= Information supplied =
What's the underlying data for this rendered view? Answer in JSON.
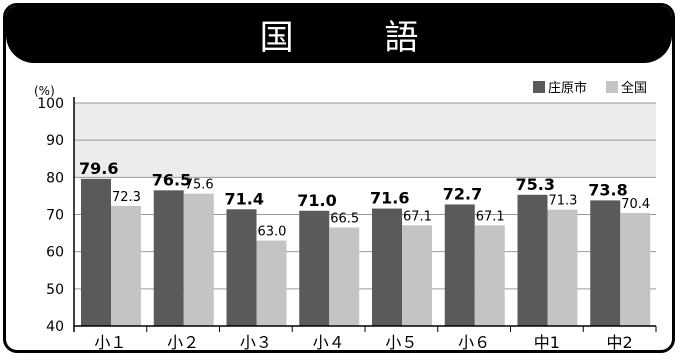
{
  "chart_data": {
    "type": "bar",
    "title": "国 語",
    "unit_label": "(%)",
    "categories": [
      "小１",
      "小２",
      "小３",
      "小４",
      "小５",
      "小６",
      "中1",
      "中2"
    ],
    "series": [
      {
        "name": "庄原市",
        "values": [
          79.6,
          76.5,
          71.4,
          71.0,
          71.6,
          72.7,
          75.3,
          73.8
        ],
        "labels": [
          "79.6",
          "76.5",
          "71.4",
          "71.0",
          "71.6",
          "72.7",
          "75.3",
          "73.8"
        ],
        "color": "#5a5a5a"
      },
      {
        "name": "全国",
        "values": [
          72.3,
          75.6,
          63.0,
          66.5,
          67.1,
          67.1,
          71.3,
          70.4
        ],
        "labels": [
          "72.3",
          "75.6",
          "63.0",
          "66.5",
          "67.1",
          "67.1",
          "71.3",
          "70.4"
        ],
        "color": "#c4c4c4"
      }
    ],
    "ylim": [
      40,
      100
    ],
    "yticks": [
      40,
      50,
      60,
      70,
      80,
      90,
      100
    ],
    "grid": true,
    "legend_position": "top-right"
  }
}
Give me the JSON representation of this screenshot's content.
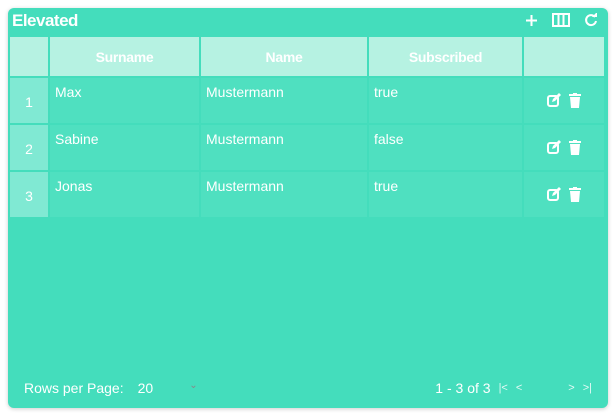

= Exercise prompt =
Leave the pictures out and reproduce all of the records exactly.

= Answer to the exercise =
What's the underlying data for this rendered view? Answer in JSON.
{
  "chart_data": {
    "type": "bar",
    "title": "国 語",
    "unit_label": "(%)",
    "categories": [
      "小１",
      "小２",
      "小３",
      "小４",
      "小５",
      "小６",
      "中1",
      "中2"
    ],
    "series": [
      {
        "name": "庄原市",
        "values": [
          79.6,
          76.5,
          71.4,
          71.0,
          71.6,
          72.7,
          75.3,
          73.8
        ],
        "labels": [
          "79.6",
          "76.5",
          "71.4",
          "71.0",
          "71.6",
          "72.7",
          "75.3",
          "73.8"
        ],
        "color": "#5a5a5a"
      },
      {
        "name": "全国",
        "values": [
          72.3,
          75.6,
          63.0,
          66.5,
          67.1,
          67.1,
          71.3,
          70.4
        ],
        "labels": [
          "72.3",
          "75.6",
          "63.0",
          "66.5",
          "67.1",
          "67.1",
          "71.3",
          "70.4"
        ],
        "color": "#c4c4c4"
      }
    ],
    "ylim": [
      40,
      100
    ],
    "yticks": [
      40,
      50,
      60,
      70,
      80,
      90,
      100
    ],
    "grid": true,
    "legend_position": "top-right"
  }
}
Give me the JSON representation of this screenshot's content.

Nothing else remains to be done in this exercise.